*WHAT IS ASKED*:
From the write-up on NBA points per game by previous league, copy word for word the passage between "The first factor" and "their previous league.", inclusive.

*QUOTED PASSAGE*:
--------------------------------

The first factor that I wanted to test was whether a player’s previous league (high school, college(major or mid-major), or international) had an effect on their success in the NBA.
I started by creating a boxplot comparing players’ points per game (ppg) against their previous league.
boxplot(Filtered$`PTS/G`~Filtered$Classification,data=Filtered, main="PPG by Classification",
xlab="Classification", ylab="PPG")

This gives us a pretty good idea of the average ppg scored across the different previous league classifications as well as how much the ppg values vary within the classification.
Next I tested to see if the ppg data was close to being normally distributed using a histogram and a qqnorm chart.
hist(Filtered$`PTS/G`)

qqnorm(Filtered$`PTS/G`)

These tests were normal enough by my estimation to run an anova test. The null hypothesis of an anova test is that the means of all the particular treatments are equal and the alternate hypothesis is that the means are not all equal. In our case, the null hypothesis is that all of the mean ppg from each classification are equal. The alternate hypothesis is that not all of the mean ppg from each classification are equal. In order to do this, I first needed to set up a linear model. In this case, I set up a model testing how much a players ppg is affected by their previous league’s classification.
a <- lm(Filtered$`PTS/G`~Filtered$Classification)
anova(a)
## Analysis of Variance Table
##
## Response: Filtered$`PTS/G`
## Df Sum Sq Mean Sq F value Pr(>F)
## Filtered$Classification 3 71.2 23.743 0.7553 0.5199
## Residuals 354 11128.4 31.436
The p-value of the test of player’s ppg against player’s previous league classification is 0.5199. This is greater than the significance level of 0.05, so we must fail to reject the null hypothesis. The difference in the means of player’s ppg from different previous league classifications is not statistically significant.

--------------------------------

*RECORD LIST*:
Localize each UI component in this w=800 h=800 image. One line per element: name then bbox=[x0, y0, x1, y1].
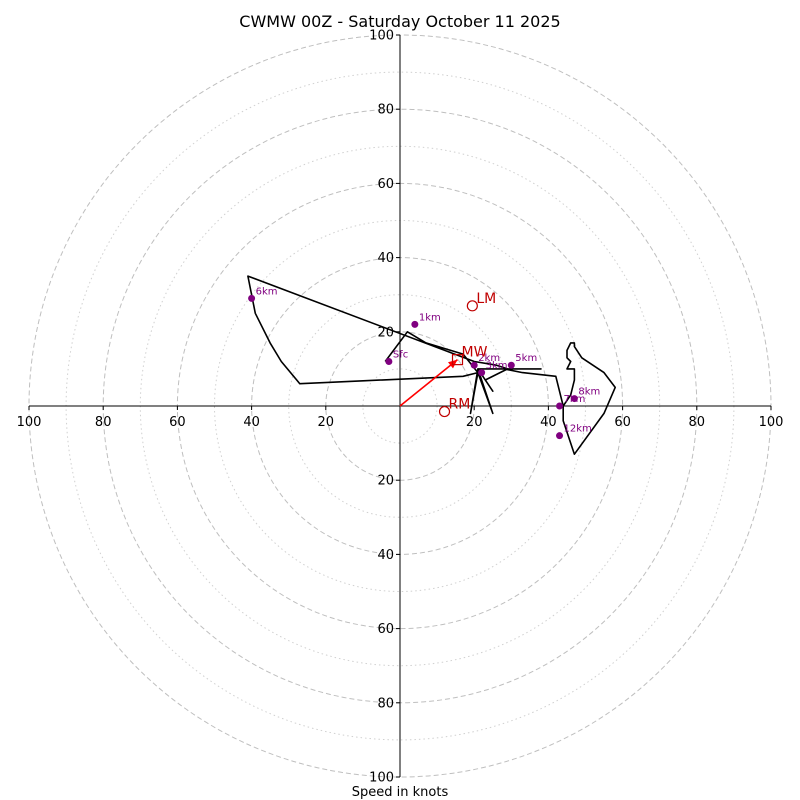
x-tick-label: 40 bbox=[540, 415, 557, 430]
storm-motion-marker bbox=[438, 405, 451, 418]
storm-motion-marker bbox=[466, 300, 478, 312]
x-tick-label: 60 bbox=[614, 415, 631, 430]
height-point-marker bbox=[570, 395, 578, 403]
y-tick-label: 100 bbox=[369, 771, 394, 786]
chart-title: CWMW 00Z - Saturday October 11 2025 bbox=[239, 12, 560, 31]
height-point-label: 12km bbox=[564, 424, 592, 435]
y-tick-label: 100 bbox=[369, 29, 394, 44]
height-point-marker bbox=[385, 357, 393, 365]
x-tick-label: 60 bbox=[169, 415, 186, 430]
tick-labels: 1001008080606040402020202040406060808010… bbox=[17, 29, 784, 786]
storm-motion-marker bbox=[451, 354, 464, 366]
height-point-marker bbox=[507, 361, 515, 369]
x-axis-label: Speed in knots bbox=[352, 785, 449, 800]
y-tick-label: 40 bbox=[377, 548, 394, 563]
x-tick-label: 80 bbox=[689, 415, 706, 430]
height-point-label: 2km bbox=[478, 353, 500, 364]
x-tick-label: 100 bbox=[759, 415, 784, 430]
height-point-label: Sfc bbox=[393, 349, 408, 360]
height-point-label: 5km bbox=[515, 353, 537, 364]
height-point-label: 1km bbox=[419, 312, 441, 323]
height-point-marker bbox=[411, 320, 419, 328]
x-tick-label: 40 bbox=[243, 415, 260, 430]
mean-wind-arrow-shaft bbox=[399, 359, 459, 407]
x-tick-label: 80 bbox=[95, 415, 112, 430]
height-point-label: 6km bbox=[256, 286, 278, 297]
height-point-marker bbox=[556, 432, 564, 440]
y-tick-label: 20 bbox=[377, 474, 394, 489]
hodograph-trace bbox=[247, 275, 617, 456]
y-tick-label: 80 bbox=[377, 696, 394, 711]
height-point-label: 8km bbox=[578, 387, 600, 398]
storm-motion-label: LM bbox=[476, 291, 496, 307]
storm-motion-markers: LM MW RM bbox=[438, 291, 496, 418]
y-tick-label: 60 bbox=[377, 622, 394, 637]
storm-motion-label: RM bbox=[449, 397, 471, 413]
y-tick-label: 80 bbox=[377, 103, 394, 118]
y-tick-label: 60 bbox=[377, 177, 394, 192]
y-tick-label: 40 bbox=[377, 251, 394, 266]
height-point-marker bbox=[248, 294, 256, 302]
hodograph-line bbox=[247, 275, 617, 456]
height-point-marker bbox=[470, 361, 478, 369]
x-tick-label: 20 bbox=[466, 415, 483, 430]
x-tick-label: 20 bbox=[318, 415, 335, 430]
storm-motion-label: MW bbox=[462, 345, 488, 361]
height-point-marker bbox=[556, 402, 564, 410]
height-point-label: 3km bbox=[486, 361, 508, 372]
height-points: Sfc1km2km3km5km6km7km8km12km bbox=[248, 286, 600, 440]
x-tick-label: 100 bbox=[17, 415, 42, 430]
height-point-marker bbox=[478, 369, 486, 377]
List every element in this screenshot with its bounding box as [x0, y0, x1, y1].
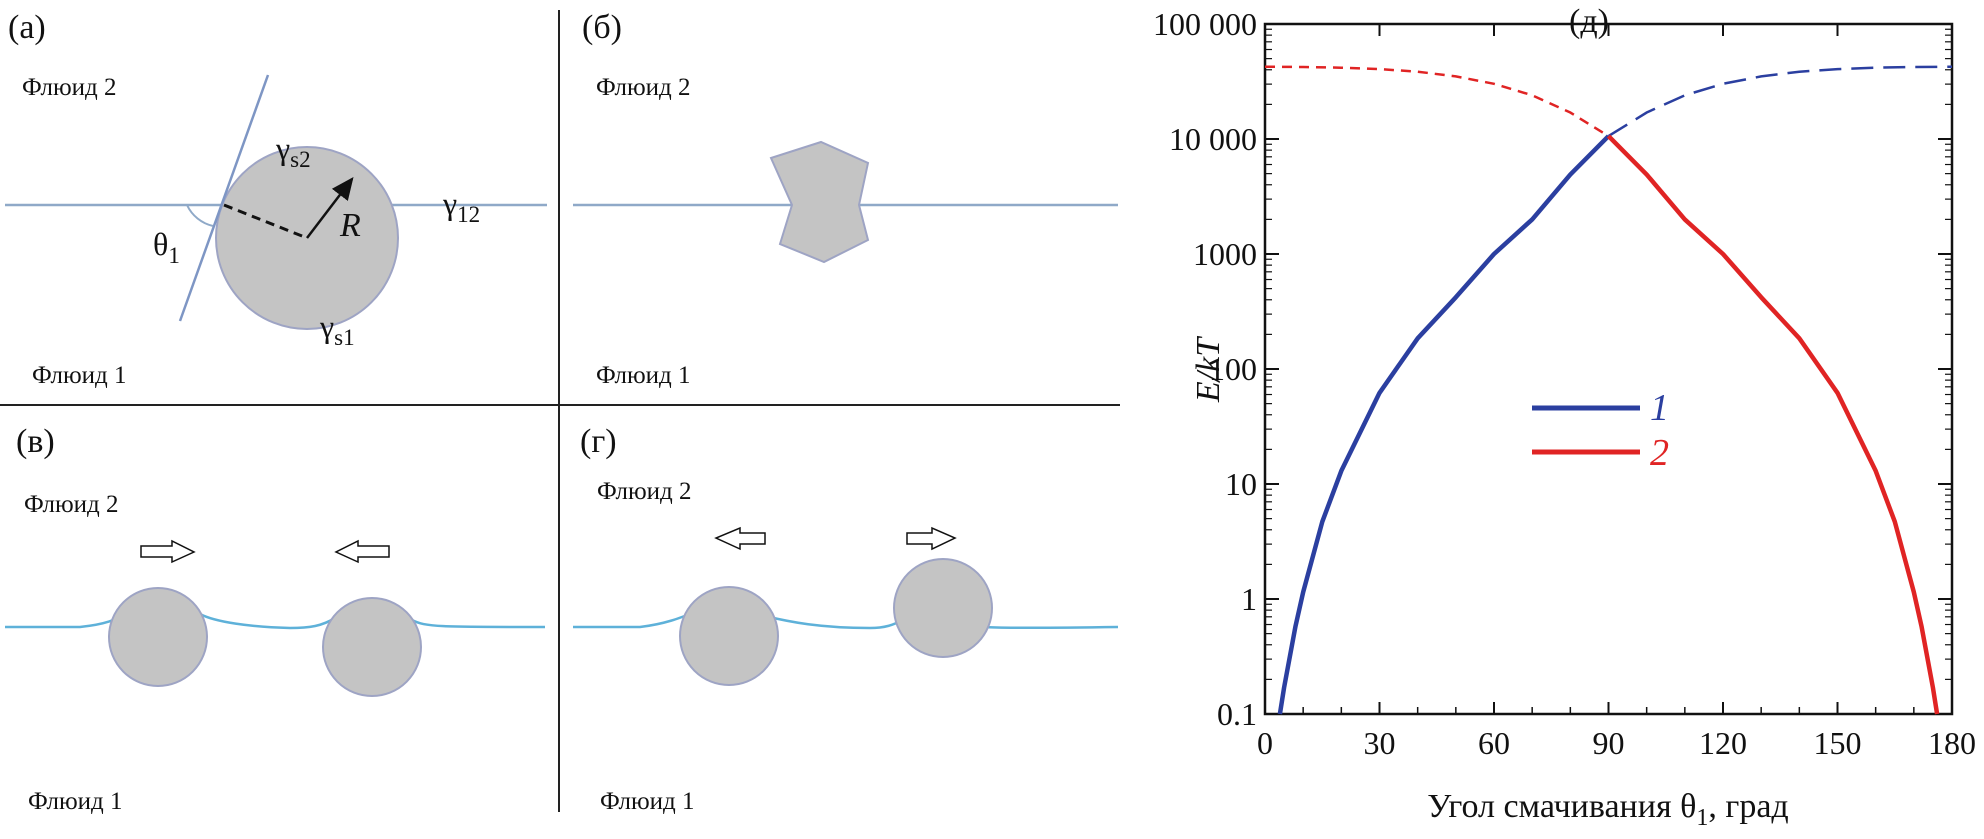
x-tick-label: 180: [1928, 725, 1976, 761]
legend-label-1: 1: [1650, 387, 1669, 429]
panel-v-interface: [5, 610, 546, 630]
axis-ticks: 0 30 60 90 120 150 180 0.1 1 10 100 1000 10 000 100 0…: [1153, 6, 1976, 761]
particle-left: [108, 587, 208, 687]
data-curves: [1264, 65, 1953, 715]
series-2-dashed: [1264, 65, 1610, 138]
panel-g-fluid-bottom: Флюид 1: [600, 788, 695, 815]
x-tick-label: 30: [1364, 725, 1396, 761]
panel-d-chart: (д) 0 30 60 90 120 150 180 0.1 1 10 100 1000 10 000 1…: [1153, 3, 1976, 831]
label-radius: R: [339, 207, 361, 244]
x-tick-label: 120: [1699, 725, 1747, 761]
label-gamma-s1: γs1: [319, 308, 355, 350]
panel-v-fluid-bottom: Флюид 1: [28, 788, 123, 815]
series-1-dashed: [1607, 65, 1953, 138]
panel-a-letter: (а): [8, 9, 46, 46]
panel-v-fluid-top: Флюид 2: [24, 491, 119, 518]
tangent-line: [178, 74, 270, 322]
panel-b-fluid-top: Флюид 2: [596, 74, 691, 101]
y-tick-label: 0.1: [1217, 696, 1257, 732]
panel-a-fluid-bottom: Флюид 1: [32, 362, 127, 389]
panel-g: (г) Флюид 2 Флюид 1: [573, 423, 1119, 815]
x-axis-label: Угол смачивания θ1, град: [1427, 788, 1788, 831]
y-tick-label: 1: [1241, 581, 1257, 617]
label-theta-1: θ1: [153, 226, 180, 268]
particle-right: [893, 558, 993, 658]
panel-a-fluid-top: Флюид 2: [22, 74, 117, 101]
y-axis-label: E/kT: [1190, 336, 1227, 403]
panel-b: (б) Флюид 2 Флюид 1: [573, 9, 1118, 389]
panel-v: (в) Флюид 2 Флюид 1: [5, 423, 546, 815]
particle-left: [679, 586, 779, 686]
label-gamma-12: γ12: [442, 185, 480, 227]
x-tick-label: 150: [1814, 725, 1862, 761]
x-tick-label: 0: [1257, 725, 1273, 761]
legend-label-2: 2: [1650, 432, 1669, 474]
chart-panel-letter: (д): [1569, 3, 1609, 40]
panel-g-letter: (г): [580, 423, 617, 460]
y-tick-label: 100 000: [1153, 6, 1257, 42]
panel-g-interface: [573, 610, 1119, 630]
x-tick-label: 60: [1478, 725, 1510, 761]
arrow-left-icon: [714, 526, 766, 551]
y-tick-label: 100: [1209, 351, 1257, 387]
radius-arrow: [306, 177, 354, 239]
panel-a: (а) Флюид 2 Флюид 1 γs2 γ12 γs1 θ1 R: [5, 9, 547, 389]
arrow-left-icon: [334, 539, 390, 564]
label-gamma-s2: γs2: [275, 130, 311, 172]
irregular-particle: [769, 140, 870, 264]
series-1-solid: [1277, 134, 1611, 715]
x-tick-label: 90: [1593, 725, 1625, 761]
particle-right: [322, 597, 422, 697]
panel-b-fluid-bottom: Флюид 1: [596, 362, 691, 389]
panel-v-letter: (в): [16, 423, 55, 460]
arrow-right-icon: [140, 539, 196, 564]
arrow-right-icon: [906, 526, 957, 551]
y-tick-label: 10: [1225, 466, 1257, 502]
y-tick-label: 1000: [1193, 236, 1257, 272]
legend: 1 2: [1532, 387, 1669, 474]
plot-frame: [1263, 22, 1954, 716]
contact-angle-arc: [186, 204, 214, 227]
panel-g-fluid-top: Флюид 2: [597, 478, 692, 505]
panel-b-letter: (б): [582, 9, 622, 46]
series-2-solid: [1606, 134, 1940, 715]
y-tick-label: 10 000: [1169, 121, 1257, 157]
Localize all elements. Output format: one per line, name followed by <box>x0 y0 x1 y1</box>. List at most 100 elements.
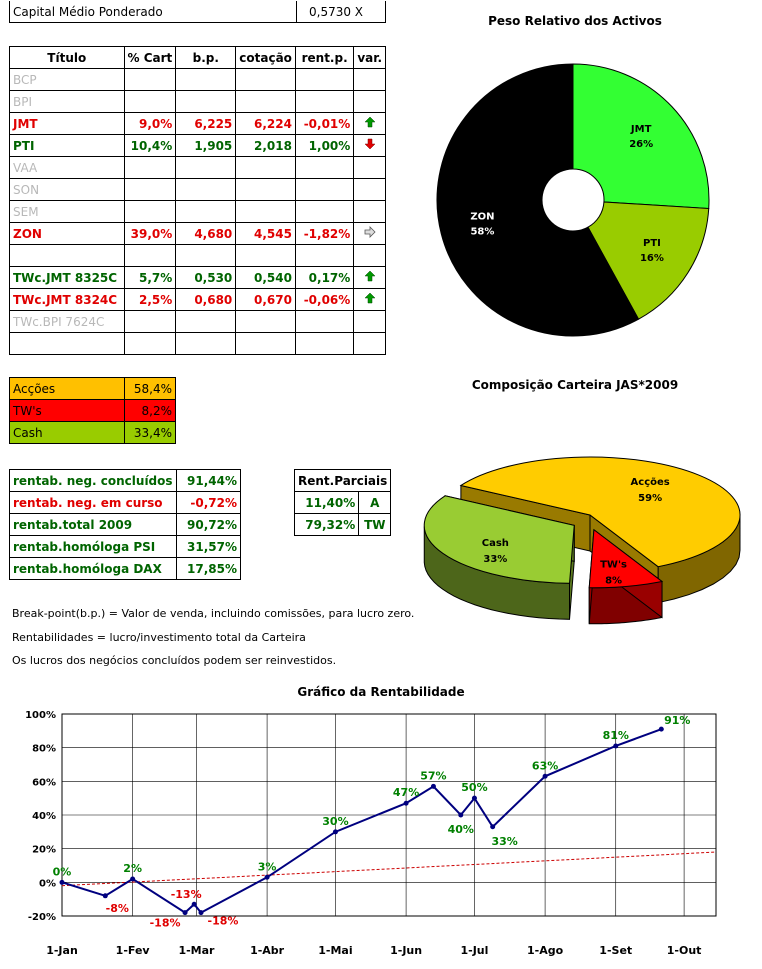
partials-tag: A <box>358 491 392 514</box>
table-row: SEM <box>9 200 386 223</box>
table-row: BPI <box>9 90 386 113</box>
returns-row: rentab.homóloga DAX 17,85% <box>9 557 242 580</box>
composition-row: Acções 58,4% <box>9 377 176 400</box>
arrow-right-icon <box>364 226 376 238</box>
cell-bp <box>175 332 237 355</box>
composition-row: Cash 33,4% <box>9 421 176 444</box>
composition-value: 33,4% <box>124 421 176 444</box>
cell-cotacao: 4,545 <box>235 222 296 245</box>
x-tick-label: 1-Mar <box>178 944 215 957</box>
donut-slice-jmt <box>572 63 710 210</box>
y-tick-label: 40% <box>32 811 56 822</box>
table-row: TWc.BPI 7624C <box>9 310 386 333</box>
data-label: 2% <box>123 862 142 875</box>
note-breakpoint: Break-point(b.p.) = Valor de venda, incl… <box>12 607 415 620</box>
cell-var <box>353 90 386 113</box>
table-row: SON <box>9 178 386 201</box>
cell-title: TWc.JMT 8325C <box>9 266 125 289</box>
col-bp: b.p. <box>175 46 237 69</box>
pie3d-chart: Acções 59% TW's 8% Cash 33% <box>423 456 741 625</box>
partials-table: Rent.Parciais 11,40% A 79,32% TW <box>293 469 392 536</box>
cell-title <box>9 244 125 267</box>
donut-value: 26% <box>629 139 653 150</box>
cell-cart: 5,7% <box>123 266 177 289</box>
data-point <box>658 726 664 732</box>
composition-value: 8,2% <box>124 399 176 422</box>
returns-value: 90,72% <box>175 513 242 536</box>
cell-rent: -1,82% <box>294 222 355 245</box>
data-point <box>130 876 136 882</box>
data-label: -18% <box>208 915 239 928</box>
table-row: VAA <box>9 156 386 179</box>
data-label: -18% <box>150 917 181 930</box>
cell-rent <box>294 332 355 355</box>
cell-title: VAA <box>9 156 125 179</box>
x-tick-label: 1-Abr <box>250 944 285 957</box>
cell-bp <box>175 68 237 91</box>
cell-var <box>353 68 386 91</box>
pie3d-label: TW's <box>600 560 627 571</box>
cell-cotacao: 6,224 <box>235 112 296 135</box>
returns-row: rentab.homóloga PSI 31,57% <box>9 535 242 558</box>
cell-rent: -0,01% <box>294 112 355 135</box>
data-label: 30% <box>322 815 348 828</box>
cell-var <box>353 332 386 355</box>
data-point <box>182 910 188 916</box>
pie3d-slice <box>459 456 741 568</box>
cell-title: BCP <box>9 68 125 91</box>
composition-label: Acções <box>9 377 125 400</box>
table-row: ZON 39,0% 4,680 4,545 -1,82% <box>9 222 386 245</box>
note-rentabilidades: Rentabilidades = lucro/investimento tota… <box>12 631 306 644</box>
cell-bp <box>175 310 237 333</box>
cell-var <box>353 134 386 157</box>
cell-bp: 4,680 <box>175 222 237 245</box>
cell-rent: -0,06% <box>294 288 355 311</box>
returns-label: rentab.total 2009 <box>9 513 177 536</box>
arrow-up-icon <box>364 292 376 304</box>
cell-title: SON <box>9 178 125 201</box>
composition-label: Cash <box>9 421 125 444</box>
data-point <box>542 773 548 779</box>
data-label: 63% <box>532 759 558 772</box>
data-label: 3% <box>258 860 277 873</box>
returns-value: -0,72% <box>175 491 242 514</box>
reference-line <box>61 851 717 887</box>
returns-row: rentab. neg. concluídos 91,44% <box>9 469 242 492</box>
cell-bp: 1,905 <box>175 134 237 157</box>
x-tick-label: 1-Jan <box>46 944 78 957</box>
col-titulo: Título <box>9 46 125 69</box>
data-point <box>430 783 436 789</box>
x-tick-label: 1-Ago <box>527 944 564 957</box>
donut-label: JMT <box>630 124 652 135</box>
donut-chart: JMT 26% PTI 16% ZON 58% <box>436 63 710 337</box>
cell-cotacao: 0,670 <box>235 288 296 311</box>
cell-cart: 39,0% <box>123 222 177 245</box>
data-label: 33% <box>492 835 518 848</box>
y-tick-label: 60% <box>32 777 56 788</box>
pie3d-label: Cash <box>482 538 509 549</box>
cell-title: TWc.BPI 7624C <box>9 310 125 333</box>
cell-rent <box>294 310 355 333</box>
cell-cotacao <box>235 244 296 267</box>
cell-rent: 1,00% <box>294 134 355 157</box>
returns-table: rentab. neg. concluídos 91,44% rentab. neg… <box>9 469 242 580</box>
pie3d-value: 59% <box>638 493 662 504</box>
cell-cart <box>123 68 177 91</box>
cell-cotacao: 2,018 <box>235 134 296 157</box>
cell-cart: 9,0% <box>123 112 177 135</box>
composition-label: TW's <box>9 399 125 422</box>
cell-rent <box>294 156 355 179</box>
x-tick-label: 1-Jun <box>390 944 422 957</box>
returns-value: 31,57% <box>175 535 242 558</box>
x-tick-label: 1-Out <box>667 944 702 957</box>
pie3d-value: 8% <box>605 576 622 587</box>
data-point <box>613 743 619 749</box>
pie3d-slice <box>588 528 664 589</box>
cell-cart <box>123 90 177 113</box>
y-tick-label: 80% <box>32 744 56 755</box>
data-point <box>458 812 464 818</box>
table-row <box>9 332 386 355</box>
cell-title: JMT <box>9 112 125 135</box>
cell-cotacao <box>235 310 296 333</box>
returns-label: rentab.homóloga DAX <box>9 557 177 580</box>
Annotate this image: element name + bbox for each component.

--------------------------------

*SOLUTION FOR THIS TASK*:
The first factor that I wanted to test was whether a player’s previous league (high school, college(major or mid-major), or international) had an effect on their success in the NBA.
I started by creating a boxplot comparing players’ points per game (ppg) against their previous league.